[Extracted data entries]
....

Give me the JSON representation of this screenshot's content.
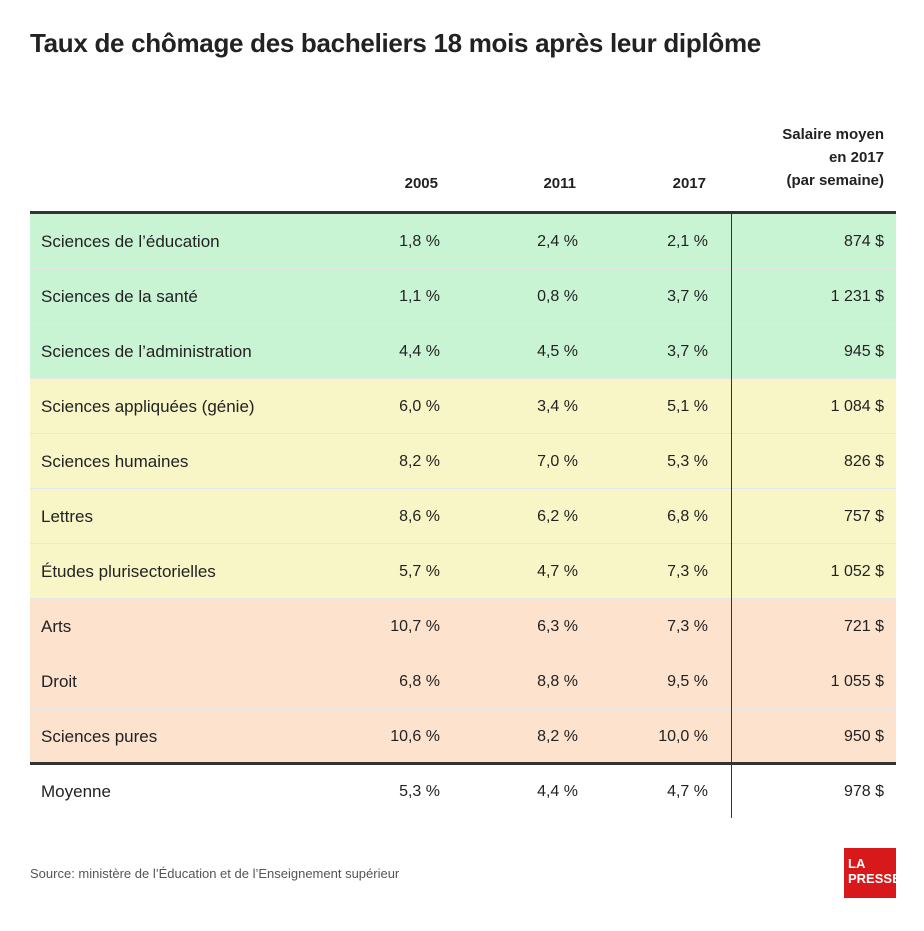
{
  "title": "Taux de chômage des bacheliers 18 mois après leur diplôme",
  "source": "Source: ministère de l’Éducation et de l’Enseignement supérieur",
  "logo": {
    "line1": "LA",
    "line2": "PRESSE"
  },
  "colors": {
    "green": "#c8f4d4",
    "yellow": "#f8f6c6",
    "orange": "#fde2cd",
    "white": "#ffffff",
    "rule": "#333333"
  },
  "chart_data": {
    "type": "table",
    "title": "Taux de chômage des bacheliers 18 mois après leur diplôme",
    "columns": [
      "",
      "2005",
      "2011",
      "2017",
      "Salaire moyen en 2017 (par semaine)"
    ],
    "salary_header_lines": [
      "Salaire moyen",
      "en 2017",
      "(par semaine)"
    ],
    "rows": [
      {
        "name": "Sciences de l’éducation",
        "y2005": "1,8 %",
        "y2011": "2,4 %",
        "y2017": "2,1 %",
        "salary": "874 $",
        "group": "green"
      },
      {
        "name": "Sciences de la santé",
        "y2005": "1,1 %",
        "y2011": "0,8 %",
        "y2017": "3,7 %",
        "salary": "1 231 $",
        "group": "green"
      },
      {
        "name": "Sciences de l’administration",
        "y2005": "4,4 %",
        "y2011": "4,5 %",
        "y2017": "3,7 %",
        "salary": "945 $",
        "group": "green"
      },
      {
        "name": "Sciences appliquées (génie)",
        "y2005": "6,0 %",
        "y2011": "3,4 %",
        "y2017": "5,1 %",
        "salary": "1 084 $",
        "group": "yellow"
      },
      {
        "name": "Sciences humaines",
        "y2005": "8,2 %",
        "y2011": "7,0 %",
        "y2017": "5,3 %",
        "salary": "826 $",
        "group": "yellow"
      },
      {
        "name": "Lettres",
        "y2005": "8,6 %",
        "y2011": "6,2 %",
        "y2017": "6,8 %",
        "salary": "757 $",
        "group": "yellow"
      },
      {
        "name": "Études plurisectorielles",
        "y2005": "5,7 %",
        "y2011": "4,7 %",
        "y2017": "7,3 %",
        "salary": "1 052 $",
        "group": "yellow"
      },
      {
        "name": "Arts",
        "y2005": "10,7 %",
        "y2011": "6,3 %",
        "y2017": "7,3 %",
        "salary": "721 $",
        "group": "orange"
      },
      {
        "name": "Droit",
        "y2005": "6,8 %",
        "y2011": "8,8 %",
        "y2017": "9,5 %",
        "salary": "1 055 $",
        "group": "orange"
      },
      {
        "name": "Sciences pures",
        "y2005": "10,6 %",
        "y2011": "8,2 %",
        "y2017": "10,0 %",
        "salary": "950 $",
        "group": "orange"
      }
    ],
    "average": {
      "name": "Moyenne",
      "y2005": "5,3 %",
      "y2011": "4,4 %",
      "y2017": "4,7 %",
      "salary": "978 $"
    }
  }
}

....

EXERCISE: In the listing, how many lines hold "après"? Answer with a bare number.

ANSWER FOR THE TASK: 2